**TASK TO CARRY OUT**:
Quote every line as given.

[Part of a data file]
•••••

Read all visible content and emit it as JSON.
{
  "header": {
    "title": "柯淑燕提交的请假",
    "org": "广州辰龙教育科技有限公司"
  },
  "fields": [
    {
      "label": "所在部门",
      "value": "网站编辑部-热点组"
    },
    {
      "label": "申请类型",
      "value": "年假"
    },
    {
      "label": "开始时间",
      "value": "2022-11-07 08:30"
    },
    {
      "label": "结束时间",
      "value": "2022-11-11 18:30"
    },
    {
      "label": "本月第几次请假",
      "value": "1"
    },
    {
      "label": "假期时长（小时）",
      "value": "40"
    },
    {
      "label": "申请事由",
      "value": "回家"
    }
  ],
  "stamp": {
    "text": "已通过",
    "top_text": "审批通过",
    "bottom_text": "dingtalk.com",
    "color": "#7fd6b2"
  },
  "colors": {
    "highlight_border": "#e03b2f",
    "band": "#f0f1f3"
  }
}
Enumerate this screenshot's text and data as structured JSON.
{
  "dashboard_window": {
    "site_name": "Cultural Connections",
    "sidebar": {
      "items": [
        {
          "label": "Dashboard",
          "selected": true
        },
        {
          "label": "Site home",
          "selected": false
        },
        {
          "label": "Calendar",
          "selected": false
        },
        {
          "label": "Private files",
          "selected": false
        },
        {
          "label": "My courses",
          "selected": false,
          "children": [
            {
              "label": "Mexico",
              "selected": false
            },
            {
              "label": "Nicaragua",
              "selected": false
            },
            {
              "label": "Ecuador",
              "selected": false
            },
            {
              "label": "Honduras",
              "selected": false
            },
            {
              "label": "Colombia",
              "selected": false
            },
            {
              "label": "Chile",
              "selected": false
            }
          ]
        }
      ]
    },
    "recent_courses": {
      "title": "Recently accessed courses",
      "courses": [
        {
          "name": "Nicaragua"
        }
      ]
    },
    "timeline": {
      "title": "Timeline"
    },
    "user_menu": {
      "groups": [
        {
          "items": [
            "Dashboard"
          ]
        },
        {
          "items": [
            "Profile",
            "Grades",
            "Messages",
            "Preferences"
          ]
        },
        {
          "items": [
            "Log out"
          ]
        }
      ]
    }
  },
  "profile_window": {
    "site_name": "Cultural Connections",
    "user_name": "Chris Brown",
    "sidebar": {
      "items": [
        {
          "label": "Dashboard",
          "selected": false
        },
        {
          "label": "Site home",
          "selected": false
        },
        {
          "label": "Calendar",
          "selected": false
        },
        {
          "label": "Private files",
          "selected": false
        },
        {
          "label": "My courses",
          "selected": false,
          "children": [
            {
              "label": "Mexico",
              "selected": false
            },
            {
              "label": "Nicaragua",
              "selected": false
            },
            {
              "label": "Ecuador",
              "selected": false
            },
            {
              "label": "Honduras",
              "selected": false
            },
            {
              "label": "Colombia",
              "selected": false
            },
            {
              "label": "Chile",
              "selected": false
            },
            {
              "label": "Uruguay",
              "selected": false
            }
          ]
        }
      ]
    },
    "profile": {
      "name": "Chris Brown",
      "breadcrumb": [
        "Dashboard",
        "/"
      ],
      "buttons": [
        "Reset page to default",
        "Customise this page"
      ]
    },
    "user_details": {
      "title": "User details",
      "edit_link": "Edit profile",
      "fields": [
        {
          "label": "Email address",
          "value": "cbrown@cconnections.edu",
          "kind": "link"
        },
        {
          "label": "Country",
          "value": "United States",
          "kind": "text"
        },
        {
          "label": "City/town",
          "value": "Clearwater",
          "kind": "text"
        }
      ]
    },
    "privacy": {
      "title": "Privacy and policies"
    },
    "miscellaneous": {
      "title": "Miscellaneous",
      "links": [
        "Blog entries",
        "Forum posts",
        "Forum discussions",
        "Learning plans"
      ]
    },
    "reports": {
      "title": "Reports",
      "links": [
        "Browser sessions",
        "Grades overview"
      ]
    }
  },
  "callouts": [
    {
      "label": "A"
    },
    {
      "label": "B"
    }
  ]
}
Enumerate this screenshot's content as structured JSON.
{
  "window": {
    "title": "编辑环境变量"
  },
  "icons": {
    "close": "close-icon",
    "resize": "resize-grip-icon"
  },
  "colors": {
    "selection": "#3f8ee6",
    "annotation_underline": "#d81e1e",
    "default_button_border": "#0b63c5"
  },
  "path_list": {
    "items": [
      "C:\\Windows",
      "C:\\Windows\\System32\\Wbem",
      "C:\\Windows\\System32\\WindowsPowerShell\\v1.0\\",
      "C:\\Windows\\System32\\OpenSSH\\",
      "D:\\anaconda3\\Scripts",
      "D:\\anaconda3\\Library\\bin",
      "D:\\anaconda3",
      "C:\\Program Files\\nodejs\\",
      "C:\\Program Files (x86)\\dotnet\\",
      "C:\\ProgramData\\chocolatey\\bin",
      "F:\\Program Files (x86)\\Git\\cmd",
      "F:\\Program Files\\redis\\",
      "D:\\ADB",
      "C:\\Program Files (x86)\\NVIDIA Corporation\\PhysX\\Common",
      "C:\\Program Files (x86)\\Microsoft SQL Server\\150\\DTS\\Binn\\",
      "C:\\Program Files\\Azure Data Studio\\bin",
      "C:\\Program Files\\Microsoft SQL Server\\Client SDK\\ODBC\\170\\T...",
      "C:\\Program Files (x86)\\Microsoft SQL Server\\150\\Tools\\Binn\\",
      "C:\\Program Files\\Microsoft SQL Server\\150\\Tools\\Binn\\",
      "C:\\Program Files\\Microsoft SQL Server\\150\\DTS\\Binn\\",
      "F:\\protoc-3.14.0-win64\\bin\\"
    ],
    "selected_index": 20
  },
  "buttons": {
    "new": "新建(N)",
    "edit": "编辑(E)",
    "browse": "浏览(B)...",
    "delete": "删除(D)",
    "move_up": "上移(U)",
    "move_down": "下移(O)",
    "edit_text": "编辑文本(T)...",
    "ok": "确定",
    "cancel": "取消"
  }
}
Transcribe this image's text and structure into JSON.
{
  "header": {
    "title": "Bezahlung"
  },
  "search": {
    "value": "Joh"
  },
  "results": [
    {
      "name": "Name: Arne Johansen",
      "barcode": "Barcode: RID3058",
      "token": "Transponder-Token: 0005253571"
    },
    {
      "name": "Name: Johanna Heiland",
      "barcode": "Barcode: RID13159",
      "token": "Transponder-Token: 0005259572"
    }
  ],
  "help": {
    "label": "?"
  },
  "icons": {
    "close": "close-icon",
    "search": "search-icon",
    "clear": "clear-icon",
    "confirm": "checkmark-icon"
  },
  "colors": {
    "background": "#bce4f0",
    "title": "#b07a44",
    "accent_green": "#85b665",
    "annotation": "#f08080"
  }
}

•••••

**EXPECTED OUTPUT**:
Read all visible content and emit it as JSON.
{
  "header": {
    "title": "柯淑燕提交的请假",
    "org": "广州辰龙教育科技有限公司"
  },
  "fields": [
    {
      "label": "所在部门",
      "value": "网站编辑部-热点组"
    },
    {
      "label": "申请类型",
      "value": "年假"
    },
    {
      "label": "开始时间",
      "value": "2022-11-07 08:30"
    },
    {
      "label": "结束时间",
      "value": "2022-11-11 18:30"
    },
    {
      "label": "本月第几次请假",
      "value": "1"
    },
    {
      "label": "假期时长（小时）",
      "value": "40"
    },
    {
      "label": "申请事由",
      "value": "回家"
    }
  ],
  "stamp": {
    "text": "已通过",
    "top_text": "审批通过",
    "bottom_text": "dingtalk.com",
    "color": "#7fd6b2"
  },
  "colors": {
    "highlight_border": "#e03b2f",
    "band": "#f0f1f3"
  }
}
Enumerate this screenshot's text and data as structured JSON.
{
  "dashboard_window": {
    "site_name": "Cultural Connections",
    "sidebar": {
      "items": [
        {
          "label": "Dashboard",
          "selected": true
        },
        {
          "label": "Site home",
          "selected": false
        },
        {
          "label": "Calendar",
          "selected": false
        },
        {
          "label": "Private files",
          "selected": false
        },
        {
          "label": "My courses",
          "selected": false,
          "children": [
            {
              "label": "Mexico",
              "selected": false
            },
            {
              "label": "Nicaragua",
              "selected": false
            },
            {
              "label": "Ecuador",
              "selected": false
            },
            {
              "label": "Honduras",
              "selected": false
            },
            {
              "label": "Colombia",
              "selected": false
            },
            {
              "label": "Chile",
              "selected": false
            }
          ]
        }
      ]
    },
    "recent_courses": {
      "title": "Recently accessed courses",
      "courses": [
        {
          "name": "Nicaragua"
        }
      ]
    },
    "timeline": {
      "title": "Timeline"
    },
    "user_menu": {
      "groups": [
        {
          "items": [
            "Dashboard"
          ]
        },
        {
          "items": [
            "Profile",
            "Grades",
            "Messages",
            "Preferences"
          ]
        },
        {
          "items": [
            "Log out"
          ]
        }
      ]
    }
  },
  "profile_window": {
    "site_name": "Cultural Connections",
    "user_name": "Chris Brown",
    "sidebar": {
      "items": [
        {
          "label": "Dashboard",
          "selected": false
        },
        {
          "label": "Site home",
          "selected": false
        },
        {
          "label": "Calendar",
          "selected": false
        },
        {
          "label": "Private files",
          "selected": false
        },
        {
          "label": "My courses",
          "selected": false,
          "children": [
            {
              "label": "Mexico",
              "selected": false
            },
            {
              "label": "Nicaragua",
              "selected": false
            },
            {
              "label": "Ecuador",
              "selected": false
            },
            {
              "label": "Honduras",
              "selected": false
            },
            {
              "label": "Colombia",
              "selected": false
            },
            {
              "label": "Chile",
              "selected": false
            },
            {
              "label": "Uruguay",
              "selected": false
            }
          ]
        }
      ]
    },
    "profile": {
      "name": "Chris Brown",
      "breadcrumb": [
        "Dashboard",
        "/"
      ],
      "buttons": [
        "Reset page to default",
        "Customise this page"
      ]
    },
    "user_details": {
      "title": "User details",
      "edit_link": "Edit profile",
      "fields": [
        {
          "label": "Email address",
          "value": "cbrown@cconnections.edu",
          "kind": "link"
        },
        {
          "label": "Country",
          "value": "United States",
          "kind": "text"
        },
        {
          "label": "City/town",
          "value": "Clearwater",
          "kind": "text"
        }
      ]
    },
    "privacy": {
      "title": "Privacy and policies"
    },
    "miscellaneous": {
      "title": "Miscellaneous",
      "links": [
        "Blog entries",
        "Forum posts",
        "Forum discussions",
        "Learning plans"
      ]
    },
    "reports": {
      "title": "Reports",
      "links": [
        "Browser sessions",
        "Grades overview"
      ]
    }
  },
  "callouts": [
    {
      "label": "A"
    },
    {
      "label": "B"
    }
  ]
}
Enumerate this screenshot's content as structured JSON.
{
  "window": {
    "title": "编辑环境变量"
  },
  "icons": {
    "close": "close-icon",
    "resize": "resize-grip-icon"
  },
  "colors": {
    "selection": "#3f8ee6",
    "annotation_underline": "#d81e1e",
    "default_button_border": "#0b63c5"
  },
  "path_list": {
    "items": [
      "C:\\Windows",
      "C:\\Windows\\System32\\Wbem",
      "C:\\Windows\\System32\\WindowsPowerShell\\v1.0\\",
      "C:\\Windows\\System32\\OpenSSH\\",
      "D:\\anaconda3\\Scripts",
      "D:\\anaconda3\\Library\\bin",
      "D:\\anaconda3",
      "C:\\Program Files\\nodejs\\",
      "C:\\Program Files (x86)\\dotnet\\",
      "C:\\ProgramData\\chocolatey\\bin",
      "F:\\Program Files (x86)\\Git\\cmd",
      "F:\\Program Files\\redis\\",
      "D:\\ADB",
      "C:\\Program Files (x86)\\NVIDIA Corporation\\PhysX\\Common",
      "C:\\Program Files (x86)\\Microsoft SQL Server\\150\\DTS\\Binn\\",
      "C:\\Program Files\\Azure Data Studio\\bin",
      "C:\\Program Files\\Microsoft SQL Server\\Client SDK\\ODBC\\170\\T...",
      "C:\\Program Files (x86)\\Microsoft SQL Server\\150\\Tools\\Binn\\",
      "C:\\Program Files\\Microsoft SQL Server\\150\\Tools\\Binn\\",
      "C:\\Program Files\\Microsoft SQL Server\\150\\DTS\\Binn\\",
      "F:\\protoc-3.14.0-win64\\bin\\"
    ],
    "selected_index": 20
  },
  "buttons": {
    "new": "新建(N)",
    "edit": "编辑(E)",
    "browse": "浏览(B)...",
    "delete": "删除(D)",
    "move_up": "上移(U)",
    "move_down": "下移(O)",
    "edit_text": "编辑文本(T)...",
    "ok": "确定",
    "cancel": "取消"
  }
}
Transcribe this image's text and structure into JSON.
{
  "header": {
    "title": "Bezahlung"
  },
  "search": {
    "value": "Joh"
  },
  "results": [
    {
      "name": "Name: Arne Johansen",
      "barcode": "Barcode: RID3058",
      "token": "Transponder-Token: 0005253571"
    },
    {
      "name": "Name: Johanna Heiland",
      "barcode": "Barcode: RID13159",
      "token": "Transponder-Token: 0005259572"
    }
  ],
  "help": {
    "label": "?"
  },
  "icons": {
    "close": "close-icon",
    "search": "search-icon",
    "clear": "clear-icon",
    "confirm": "checkmark-icon"
  },
  "colors": {
    "background": "#bce4f0",
    "title": "#b07a44",
    "accent_green": "#85b665",
    "annotation": "#f08080"
  }
}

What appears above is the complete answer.